Below are the records; locate each line with the word "category" and copy it.
* Start *
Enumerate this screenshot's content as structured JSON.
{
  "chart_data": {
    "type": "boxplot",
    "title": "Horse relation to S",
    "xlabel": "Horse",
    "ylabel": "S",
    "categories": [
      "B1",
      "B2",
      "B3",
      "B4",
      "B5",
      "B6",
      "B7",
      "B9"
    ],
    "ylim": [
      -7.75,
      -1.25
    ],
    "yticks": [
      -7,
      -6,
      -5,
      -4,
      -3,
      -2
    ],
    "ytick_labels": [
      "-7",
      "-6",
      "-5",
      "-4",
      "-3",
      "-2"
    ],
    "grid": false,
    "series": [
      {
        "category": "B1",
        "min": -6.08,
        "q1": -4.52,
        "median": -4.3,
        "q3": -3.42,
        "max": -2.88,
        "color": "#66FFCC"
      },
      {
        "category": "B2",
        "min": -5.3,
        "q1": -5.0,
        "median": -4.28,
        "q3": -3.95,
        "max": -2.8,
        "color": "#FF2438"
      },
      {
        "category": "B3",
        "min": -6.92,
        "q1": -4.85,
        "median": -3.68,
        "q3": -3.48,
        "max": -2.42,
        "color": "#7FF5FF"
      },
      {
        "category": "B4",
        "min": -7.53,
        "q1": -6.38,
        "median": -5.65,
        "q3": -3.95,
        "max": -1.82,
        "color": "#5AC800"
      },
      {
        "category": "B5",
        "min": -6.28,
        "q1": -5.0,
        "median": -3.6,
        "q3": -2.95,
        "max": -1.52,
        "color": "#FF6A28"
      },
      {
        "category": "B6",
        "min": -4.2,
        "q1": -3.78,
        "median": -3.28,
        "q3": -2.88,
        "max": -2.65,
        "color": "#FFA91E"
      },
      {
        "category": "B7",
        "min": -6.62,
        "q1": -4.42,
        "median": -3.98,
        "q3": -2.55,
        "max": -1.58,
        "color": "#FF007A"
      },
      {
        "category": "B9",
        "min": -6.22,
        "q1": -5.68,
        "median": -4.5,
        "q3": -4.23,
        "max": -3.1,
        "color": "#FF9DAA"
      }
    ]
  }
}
* End *
» **Result of the exercise**
        "category": "B1",
        "category": "B2",
        "category": "B3",
        "category": "B4",
        "category": "B5",
        "category": "B6",
        "category": "B7",
        "category": "B9",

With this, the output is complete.